[Listings of boxed layout entries]
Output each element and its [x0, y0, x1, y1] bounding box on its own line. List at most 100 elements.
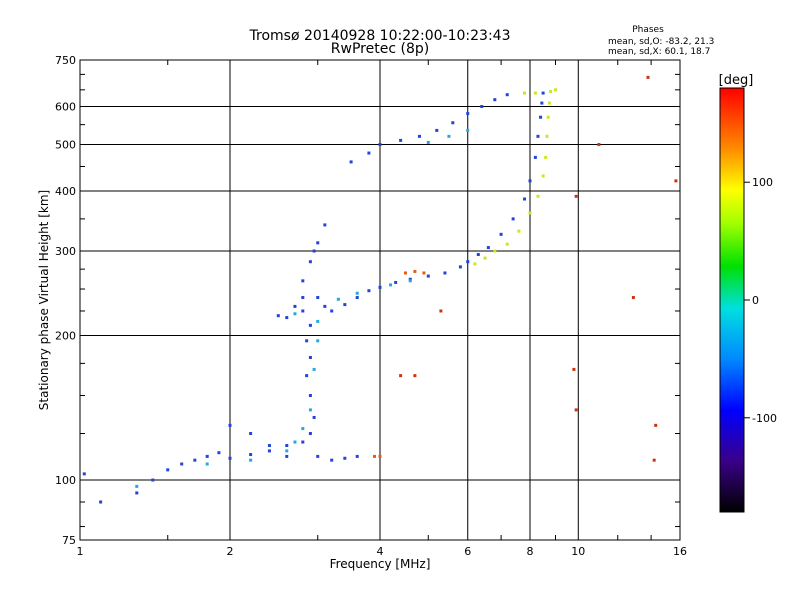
data-point — [316, 241, 320, 245]
colorbar-tick-label: 0 — [752, 294, 759, 307]
data-point — [458, 265, 462, 269]
data-point — [301, 440, 305, 444]
data-point — [426, 274, 430, 278]
data-point — [545, 134, 549, 138]
data-point — [574, 194, 578, 198]
data-point — [413, 374, 417, 378]
data-point — [473, 262, 477, 266]
data-point — [483, 256, 487, 260]
data-point — [312, 249, 316, 253]
colorbar-ticks: 100 0 -100 — [744, 176, 777, 425]
data-point — [308, 394, 312, 398]
data-point — [276, 314, 280, 318]
data-point — [367, 151, 371, 155]
data-point — [499, 232, 503, 236]
data-point — [394, 280, 398, 284]
data-point — [135, 491, 139, 495]
data-point — [285, 454, 289, 458]
data-point — [646, 75, 650, 79]
data-point — [308, 323, 312, 327]
data-point — [536, 194, 540, 198]
phase-info-line2: mean, sd,X: 60.1, 18.7 — [608, 47, 710, 57]
data-point — [378, 454, 382, 458]
data-point — [293, 312, 297, 316]
data-point — [480, 105, 484, 109]
data-point — [466, 128, 470, 132]
data-point — [399, 138, 403, 142]
data-point — [572, 367, 576, 371]
data-point — [652, 458, 656, 462]
data-point — [316, 296, 320, 300]
data-point — [451, 121, 455, 125]
data-point — [323, 304, 327, 308]
data-point — [135, 484, 139, 488]
data-point — [308, 408, 312, 412]
data-point — [312, 415, 316, 419]
x-tick-label: 10 — [571, 545, 585, 558]
data-point — [228, 423, 232, 427]
x-tick-label: 6 — [464, 545, 471, 558]
data-point — [355, 296, 359, 300]
data-point — [343, 456, 347, 460]
data-point — [493, 98, 497, 102]
data-point — [267, 444, 271, 448]
data-point — [205, 454, 209, 458]
y-tick-label: 300 — [55, 245, 76, 258]
data-point — [493, 249, 497, 253]
data-point — [355, 291, 359, 295]
data-point — [285, 444, 289, 448]
data-point — [166, 468, 170, 472]
data-point — [547, 101, 551, 105]
y-tick-label: 200 — [55, 330, 76, 343]
data-point — [597, 143, 601, 147]
data-point — [528, 179, 532, 183]
data-point — [305, 339, 309, 343]
data-point — [308, 432, 312, 436]
data-point — [435, 128, 439, 132]
y-axis-label: Stationary phase Virtual Height [km] — [37, 190, 51, 410]
y-tick-label: 500 — [55, 139, 76, 152]
data-point — [228, 456, 232, 460]
data-point — [540, 101, 544, 105]
data-point — [422, 271, 426, 275]
data-point — [631, 296, 635, 300]
data-point — [205, 462, 209, 466]
data-point — [249, 458, 253, 462]
x-axis-label: Frequency [MHz] — [330, 557, 431, 571]
data-point — [249, 432, 253, 436]
data-point — [267, 449, 271, 453]
data-point — [349, 160, 353, 164]
data-point — [301, 296, 305, 300]
data-point — [523, 197, 527, 201]
data-point — [180, 462, 184, 466]
colorbar — [719, 87, 745, 513]
data-point — [301, 427, 305, 431]
data-point — [517, 229, 521, 233]
data-point — [378, 285, 382, 289]
data-point — [330, 309, 334, 313]
data-point — [293, 440, 297, 444]
data-point — [336, 297, 340, 301]
x-tick-label: 1 — [77, 545, 84, 558]
data-point — [308, 260, 312, 264]
data-point — [541, 174, 545, 178]
data-point — [316, 454, 320, 458]
data-point — [323, 223, 327, 227]
data-point — [293, 304, 297, 308]
data-point — [486, 246, 490, 250]
colorbar-label: [deg] — [719, 73, 754, 88]
data-point — [553, 88, 557, 92]
data-point — [285, 316, 289, 320]
data-point — [536, 134, 540, 138]
data-point — [466, 112, 470, 116]
y-tick-label: 100 — [55, 474, 76, 487]
data-point — [312, 367, 316, 371]
data-point — [217, 451, 221, 455]
data-point — [308, 355, 312, 359]
data-point — [305, 374, 309, 378]
data-point — [249, 453, 253, 457]
y-tick-label: 75 — [62, 534, 76, 547]
data-point — [389, 283, 393, 287]
x-tick-label: 8 — [527, 545, 534, 558]
y-tick-label: 600 — [55, 101, 76, 114]
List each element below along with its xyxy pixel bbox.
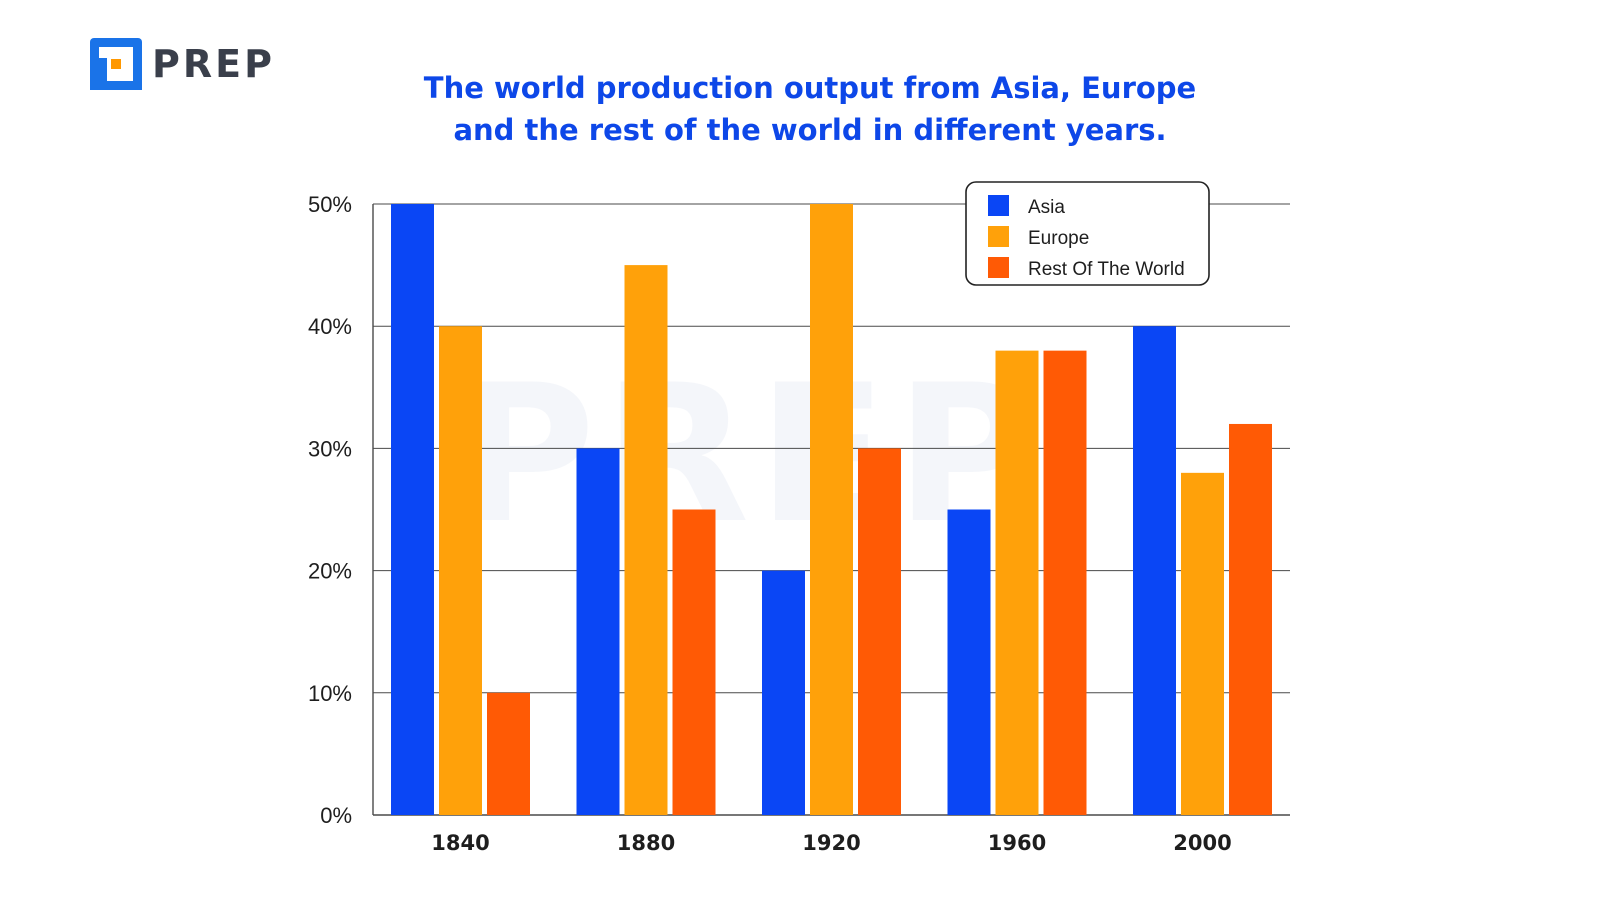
watermark-text: PREP [456,344,1043,565]
bar-rest-of-the-world [1229,423,1272,815]
bar-asia [762,570,805,815]
bar-asia [391,204,434,815]
bar-europe [810,204,853,815]
x-tick-label: 2000 [1173,831,1231,855]
chart-title-line-1: The world production output from Asia, E… [423,71,1197,105]
y-tick-label: 20% [308,559,352,584]
legend-box [965,181,1210,286]
legend-swatch [988,195,1009,216]
bar-rest-of-the-world [858,448,901,815]
bar-europe [439,326,482,815]
chart-title-line-2: and the rest of the world in different y… [453,113,1167,147]
legend-swatch [988,257,1009,278]
legend-swatch [988,226,1009,247]
legend-label: Asia [1028,197,1065,218]
y-tick-label: 10% [308,681,352,706]
bar-europe [624,265,668,816]
y-tick-label: 30% [308,436,352,461]
prep-logo[interactable]: PREP [90,38,275,90]
y-tick-label: 40% [308,314,352,339]
bar-asia [947,509,991,815]
logo-text: PREP [152,42,275,86]
bar-europe [1181,472,1224,815]
bar-rest-of-the-world [487,692,530,815]
legend-label: Rest Of The World [1028,259,1185,280]
chart-title: The world production output from Asia, E… [340,67,1280,151]
bar-asia [1133,326,1176,815]
bar-asia [576,448,620,815]
x-tick-label: 1840 [431,831,489,855]
legend-label: Europe [1028,228,1089,249]
x-tick-label: 1920 [802,831,860,855]
x-tick-label: 1960 [988,831,1046,855]
prep-logo-icon [90,38,142,90]
bar-rest-of-the-world [672,509,716,815]
bar-europe [995,350,1039,815]
x-tick-label: 1880 [617,831,675,855]
bar-rest-of-the-world [1043,350,1087,815]
y-tick-label: 50% [308,192,352,217]
y-tick-label: 0% [320,803,352,828]
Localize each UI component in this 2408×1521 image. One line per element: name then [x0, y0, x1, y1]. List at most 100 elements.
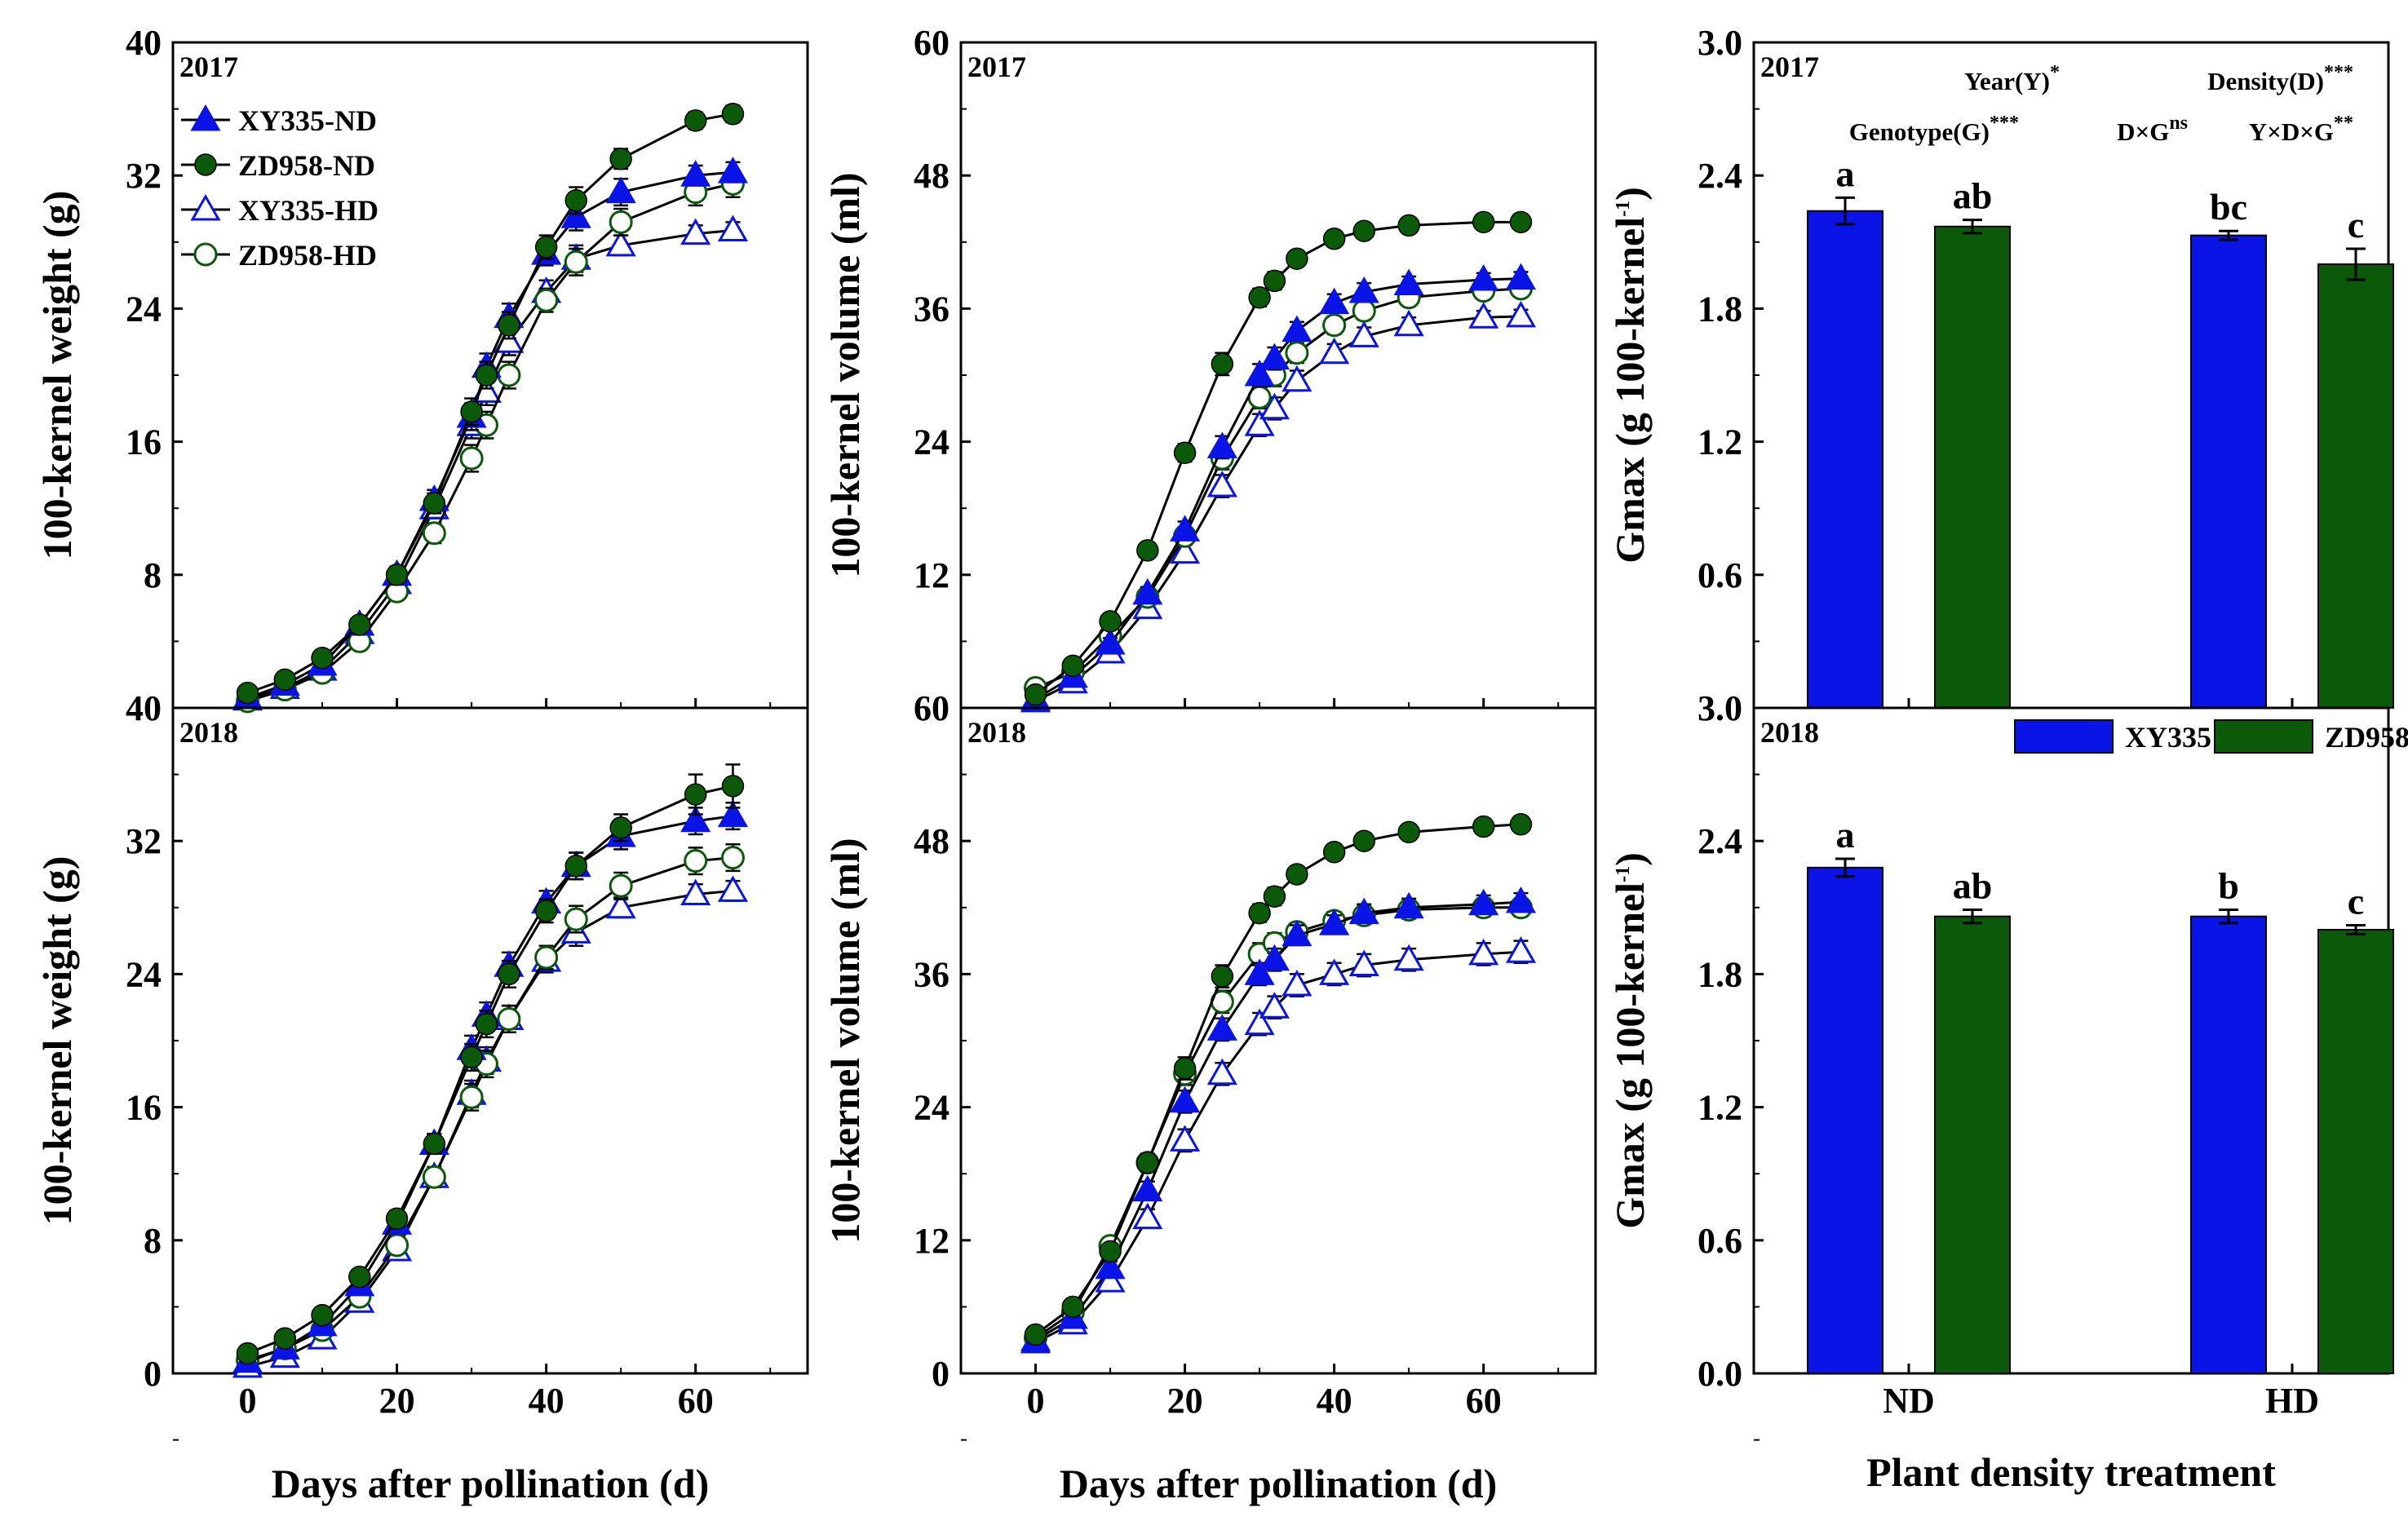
data-point — [1211, 352, 1234, 376]
data-point — [1397, 820, 1420, 844]
y-tick-label: 1.8 — [1698, 954, 1742, 994]
significance-letter: ab — [1953, 865, 1993, 907]
series-ZD958-ND — [236, 102, 745, 705]
data-point — [1248, 901, 1271, 925]
stat-term: D×Gns — [2117, 113, 2188, 146]
y-tick-label: 0.0 — [1698, 1354, 1742, 1394]
y-tick-label: 3.0 — [1698, 688, 1742, 728]
y-tick-label: 3.0 — [1698, 23, 1742, 63]
legend-label: XY335-HD — [238, 194, 378, 227]
y-tick-label: 1.2 — [1698, 422, 1742, 462]
data-point — [1132, 1202, 1163, 1230]
legend: XY335-ND ZD958-ND XY335-HD ZD958-HD — [181, 104, 378, 272]
data-point — [1136, 539, 1159, 562]
data-point — [1206, 1058, 1237, 1085]
data-point — [1468, 938, 1499, 966]
data-point — [1263, 269, 1286, 293]
series-ZD958-HD — [1024, 276, 1533, 701]
y-tick-label: 36 — [914, 289, 949, 329]
data-point — [1322, 841, 1346, 864]
y-tick-label: 48 — [914, 821, 949, 861]
data-point — [1173, 1057, 1197, 1080]
significance-letter: a — [1836, 153, 1855, 194]
legend-marker — [194, 153, 217, 176]
data-point — [1095, 628, 1126, 655]
panel-year-label: 2018 — [179, 716, 238, 749]
x-tick-label: 0 — [1027, 1381, 1045, 1421]
data-point — [1322, 227, 1346, 250]
data-point — [1132, 1174, 1163, 1202]
data-point — [717, 800, 749, 828]
series-ZD958-ND — [1024, 813, 1533, 1346]
data-point — [1211, 965, 1234, 988]
data-point — [717, 157, 749, 183]
panel-volume2017: 12 24 36 48 60 2017 100-kernel volume (ml) — [822, 23, 1597, 713]
data-point — [1505, 936, 1537, 963]
data-point — [348, 613, 371, 636]
data-point — [1170, 515, 1201, 542]
data-point — [1468, 264, 1499, 291]
y-axis-label-close: ) — [1607, 187, 1653, 201]
data-point — [1244, 958, 1275, 985]
stat-significance: *** — [2324, 62, 2353, 83]
data-point — [1393, 891, 1424, 919]
data-point — [1352, 829, 1376, 852]
data-point — [534, 288, 559, 312]
data-point — [1393, 944, 1424, 971]
stat-term: Year(Y)* — [1964, 62, 2060, 95]
data-point — [560, 201, 591, 228]
data-point — [1281, 969, 1312, 997]
series-XY335-HD — [1020, 936, 1537, 1354]
data-point — [609, 873, 633, 898]
data-point — [385, 1207, 409, 1231]
data-point — [680, 218, 711, 245]
stat-term: Y×D×G** — [2249, 113, 2353, 146]
data-point — [1206, 431, 1237, 458]
x-tick-label: 20 — [1167, 1381, 1203, 1421]
data-point — [1348, 897, 1379, 925]
data-point — [684, 783, 707, 806]
data-point — [1061, 654, 1085, 678]
series-line — [247, 815, 733, 1364]
data-point — [605, 891, 636, 919]
legend-label: XY335-ND — [238, 104, 377, 137]
data-point — [1281, 315, 1312, 343]
y-tick-label: 60 — [914, 688, 949, 728]
data-point — [1468, 888, 1499, 916]
series-line — [247, 856, 733, 1362]
panel-weight2018: 0 8 16 24 32 40 0 20 40 60 2018 100-kernel weight (… — [34, 688, 809, 1506]
y-tick-label: 48 — [914, 156, 949, 196]
data-point — [422, 521, 446, 546]
data-point — [1170, 537, 1201, 564]
series-XY335-ND — [1020, 886, 1537, 1351]
y-tick-label: 2.4 — [1698, 156, 1742, 196]
bar-legend: XY335 ZD958 — [2014, 719, 2408, 754]
data-point — [1099, 1240, 1122, 1263]
data-point — [605, 229, 636, 257]
stat-label: Genotype(G) — [1849, 117, 1990, 146]
x-axis-label: Days after pollination (d) — [272, 1461, 710, 1506]
data-point — [564, 855, 588, 878]
data-point — [1505, 300, 1537, 328]
series-line — [247, 229, 733, 701]
x-tick-label: 60 — [678, 1381, 714, 1421]
data-point — [1509, 210, 1533, 234]
data-point — [475, 364, 498, 387]
data-point — [1259, 343, 1290, 370]
y-tick-label: 16 — [126, 422, 162, 462]
legend-marker — [190, 193, 221, 221]
y-tick-label: 40 — [126, 23, 162, 63]
data-point — [422, 1165, 446, 1189]
series-ZD958-ND — [236, 763, 745, 1365]
x-tick-label: HD — [2265, 1381, 2319, 1421]
data-point — [1248, 286, 1271, 309]
data-point — [609, 210, 633, 234]
x-tick-label: 40 — [529, 1381, 564, 1421]
significance-letter: c — [2348, 204, 2364, 245]
data-point — [1132, 577, 1163, 605]
data-point — [1244, 359, 1275, 387]
y-tick-label: 36 — [914, 954, 949, 994]
y-tick-label: 32 — [126, 156, 162, 196]
data-point — [1352, 219, 1376, 242]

■ YOUR TASK: Replace "legend-box" with "legend-frame" in the lines starting at the one containing "watermark-text: PREP [456,344,1043,565]" and ending at the one containing "bar-europe [439,326,482,815]", then write out those lines with everything else left as it is.

■ RESULT:
watermark-text: PREP [456,344,1043,565]
bar-rest-of-the-world [1229,423,1272,815]
bar-asia [762,570,805,815]
bar-asia [391,204,434,815]
bar-europe [810,204,853,815]
x-tick-label: 2000 [1173,831,1231,855]
chart-title-line-1: The world production output from Asia, E… [423,71,1197,105]
y-tick-label: 20% [308,559,352,584]
legend-frame [965,181,1210,286]
legend-swatch [988,195,1009,216]
bar-rest-of-the-world [858,448,901,815]
bar-europe [439,326,482,815]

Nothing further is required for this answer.